## Start

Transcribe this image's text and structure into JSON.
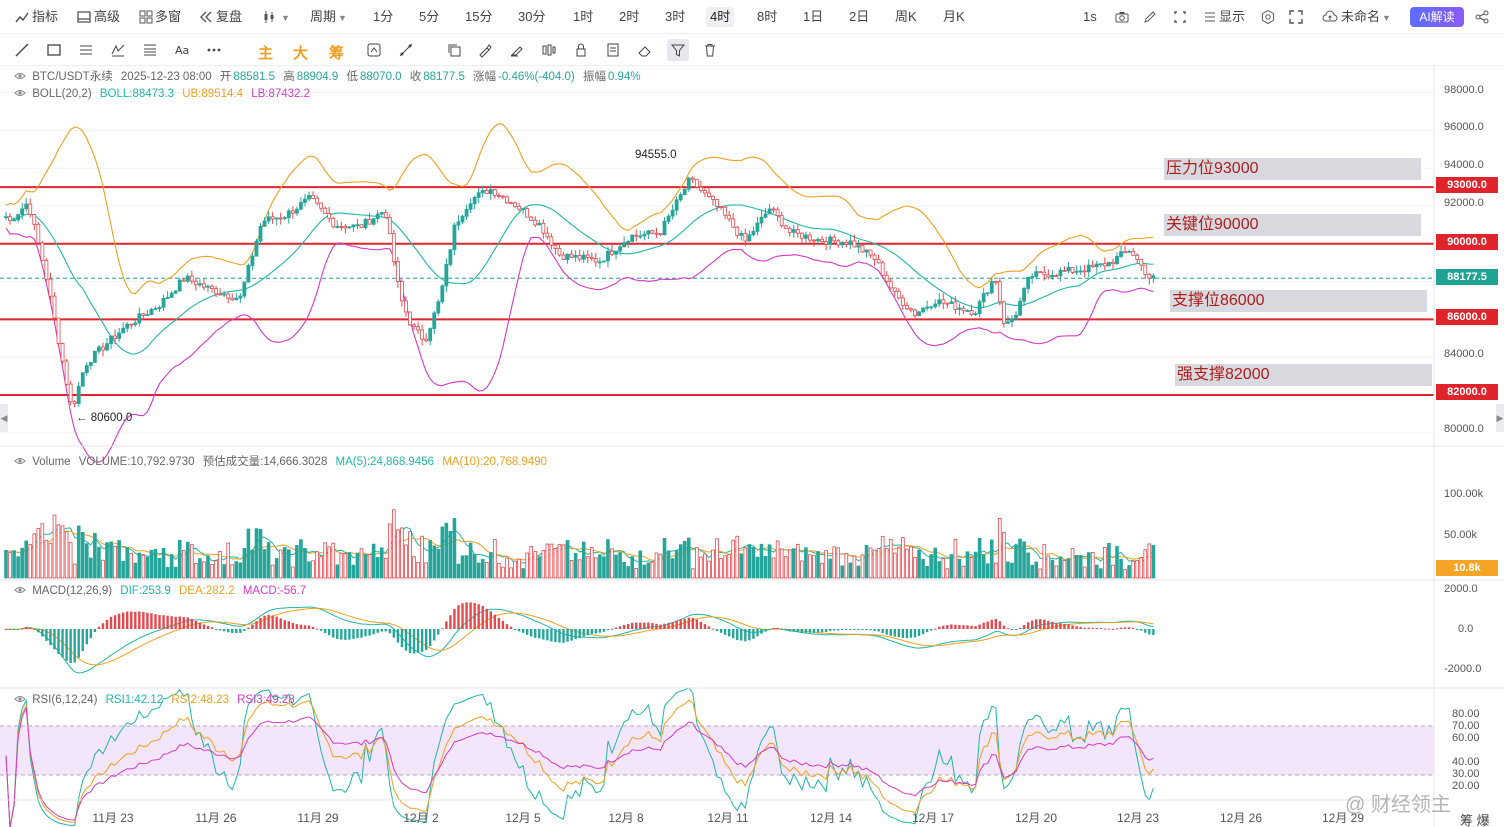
{
  "toolbar": {
    "items": [
      {
        "label": "指标",
        "icon": "indicator-icon"
      },
      {
        "label": "高级",
        "icon": "layout-icon"
      },
      {
        "label": "多窗",
        "icon": "grid-icon"
      },
      {
        "label": "复盘",
        "icon": "rewind-icon"
      },
      {
        "label": "",
        "icon": "chart-type-icon"
      },
      {
        "label": "周期"
      }
    ],
    "intervals": [
      "1分",
      "5分",
      "15分",
      "30分",
      "1时",
      "2时",
      "3时",
      "4时",
      "8时",
      "1日",
      "2日",
      "周K",
      "月K"
    ],
    "active_interval": "4时",
    "right": {
      "interval_short": "1s",
      "display_label": "显示",
      "layout_name": "未命名",
      "ai_label": "AI解读"
    }
  },
  "drawbar": {
    "highlight_texts": [
      "主",
      "大",
      "筹"
    ]
  },
  "main_legend": {
    "symbol": "BTC/USDT永续",
    "datetime": "2025-12-23 08:00",
    "open_label": "开",
    "open": "88581.5",
    "high_label": "高",
    "high": "88904.9",
    "low_label": "低",
    "low": "88070.0",
    "close_label": "收",
    "close": "88177.5",
    "change_label": "涨幅",
    "change": "-0.46%(-404.0)",
    "amp_label": "振幅",
    "amp": "0.94%"
  },
  "boll_legend": {
    "name": "BOLL(20,2)",
    "boll": "BOLL:88473.3",
    "ub": "UB:89514.4",
    "lb": "LB:87432.2"
  },
  "levels": [
    {
      "label": "压力位93000",
      "tag": "93000.0",
      "price": 93000
    },
    {
      "label": "关键位90000",
      "tag": "90000.0",
      "price": 90000
    },
    {
      "label": "支撑位86000",
      "tag": "86000.0",
      "price": 86000
    },
    {
      "label": "强支撑82000",
      "tag": "82000.0",
      "price": 82000
    }
  ],
  "current_price": {
    "tag": "88177.5",
    "price": 88177.5
  },
  "price_axis": [
    "98000.0",
    "96000.0",
    "94000.0",
    "92000.0",
    "84000.0",
    "80000.0"
  ],
  "annotations": {
    "high": "94555.0",
    "low": "← 80600.0"
  },
  "volume_legend": {
    "name": "Volume",
    "volume": "VOLUME:10,792.9730",
    "estimate": "预估成交量:14,666.3028",
    "ma5": "MA(5):24,868.9456",
    "ma10": "MA(10):20,768.9490"
  },
  "volume_axis": [
    "100.00k",
    "50.00k"
  ],
  "volume_tag": "10.8k",
  "macd_legend": {
    "name": "MACD(12,26,9)",
    "dif": "DIF:253.9",
    "dea": "DEA:282.2",
    "macd": "MACD:-56.7"
  },
  "macd_axis": [
    "2000.0",
    "0.0",
    "-2000.0"
  ],
  "rsi_legend": {
    "name": "RSI(6,12,24)",
    "rsi1": "RSI1:42.12",
    "rsi2": "RSI2:48.23",
    "rsi3": "RSI3:49.28"
  },
  "rsi_axis": [
    "80.00",
    "70.00",
    "60.00",
    "40.00",
    "30.00",
    "20.00"
  ],
  "dates": [
    "11月 23",
    "11月 26",
    "11月 29",
    "12月 2",
    "12月 5",
    "12月 8",
    "12月 11",
    "12月 14",
    "12月 17",
    "12月 20",
    "12月 23",
    "12月 26",
    "12月 29"
  ],
  "watermark": "@ 财经领主",
  "watermark2": "筹 爆",
  "colors": {
    "up": "#26a69a",
    "down": "#e5484d",
    "level": "#e0242c",
    "ub": "#f0a020",
    "lb": "#d63ac6",
    "mid": "#1fb7a6",
    "tag_bg": "#e0242c",
    "vol_tag_bg": "#f5a524"
  }
}
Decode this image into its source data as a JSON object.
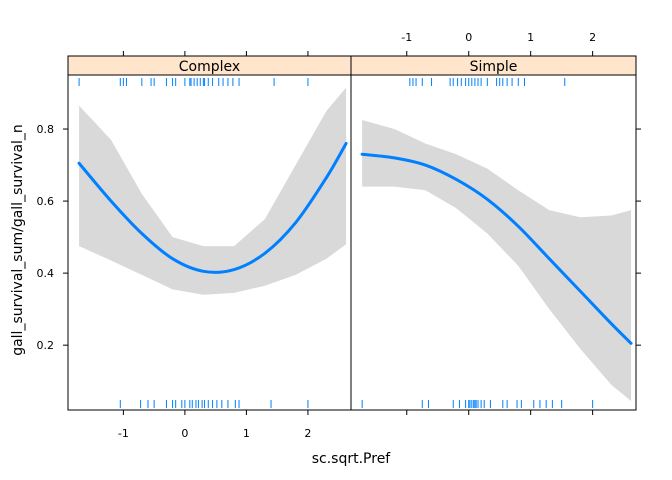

## End

* **The problem**
Restate the records above in full, word for word. Keep pictures out.

* **Reply**
Transcribe this image's text and structure into JSON.
{
  "toolbar": {
    "items": [
      {
        "label": "指标",
        "icon": "indicator-icon"
      },
      {
        "label": "高级",
        "icon": "layout-icon"
      },
      {
        "label": "多窗",
        "icon": "grid-icon"
      },
      {
        "label": "复盘",
        "icon": "rewind-icon"
      },
      {
        "label": "",
        "icon": "chart-type-icon"
      },
      {
        "label": "周期"
      }
    ],
    "intervals": [
      "1分",
      "5分",
      "15分",
      "30分",
      "1时",
      "2时",
      "3时",
      "4时",
      "8时",
      "1日",
      "2日",
      "周K",
      "月K"
    ],
    "active_interval": "4时",
    "right": {
      "interval_short": "1s",
      "display_label": "显示",
      "layout_name": "未命名",
      "ai_label": "AI解读"
    }
  },
  "drawbar": {
    "highlight_texts": [
      "主",
      "大",
      "筹"
    ]
  },
  "main_legend": {
    "symbol": "BTC/USDT永续",
    "datetime": "2025-12-23 08:00",
    "open_label": "开",
    "open": "88581.5",
    "high_label": "高",
    "high": "88904.9",
    "low_label": "低",
    "low": "88070.0",
    "close_label": "收",
    "close": "88177.5",
    "change_label": "涨幅",
    "change": "-0.46%(-404.0)",
    "amp_label": "振幅",
    "amp": "0.94%"
  },
  "boll_legend": {
    "name": "BOLL(20,2)",
    "boll": "BOLL:88473.3",
    "ub": "UB:89514.4",
    "lb": "LB:87432.2"
  },
  "levels": [
    {
      "label": "压力位93000",
      "tag": "93000.0",
      "price": 93000
    },
    {
      "label": "关键位90000",
      "tag": "90000.0",
      "price": 90000
    },
    {
      "label": "支撑位86000",
      "tag": "86000.0",
      "price": 86000
    },
    {
      "label": "强支撑82000",
      "tag": "82000.0",
      "price": 82000
    }
  ],
  "current_price": {
    "tag": "88177.5",
    "price": 88177.5
  },
  "price_axis": [
    "98000.0",
    "96000.0",
    "94000.0",
    "92000.0",
    "84000.0",
    "80000.0"
  ],
  "annotations": {
    "high": "94555.0",
    "low": "← 80600.0"
  },
  "volume_legend": {
    "name": "Volume",
    "volume": "VOLUME:10,792.9730",
    "estimate": "预估成交量:14,666.3028",
    "ma5": "MA(5):24,868.9456",
    "ma10": "MA(10):20,768.9490"
  },
  "volume_axis": [
    "100.00k",
    "50.00k"
  ],
  "volume_tag": "10.8k",
  "macd_legend": {
    "name": "MACD(12,26,9)",
    "dif": "DIF:253.9",
    "dea": "DEA:282.2",
    "macd": "MACD:-56.7"
  },
  "macd_axis": [
    "2000.0",
    "0.0",
    "-2000.0"
  ],
  "rsi_legend": {
    "name": "RSI(6,12,24)",
    "rsi1": "RSI1:42.12",
    "rsi2": "RSI2:48.23",
    "rsi3": "RSI3:49.28"
  },
  "rsi_axis": [
    "80.00",
    "70.00",
    "60.00",
    "40.00",
    "30.00",
    "20.00"
  ],
  "dates": [
    "11月 23",
    "11月 26",
    "11月 29",
    "12月 2",
    "12月 5",
    "12月 8",
    "12月 11",
    "12月 14",
    "12月 17",
    "12月 20",
    "12月 23",
    "12月 26",
    "12月 29"
  ],
  "watermark": "@ 财经领主",
  "watermark2": "筹 爆",
  "colors": {
    "up": "#26a69a",
    "down": "#e5484d",
    "level": "#e0242c",
    "ub": "#f0a020",
    "lb": "#d63ac6",
    "mid": "#1fb7a6",
    "tag_bg": "#e0242c",
    "vol_tag_bg": "#f5a524"
  }
}
Decode this image into its source data as a JSON object.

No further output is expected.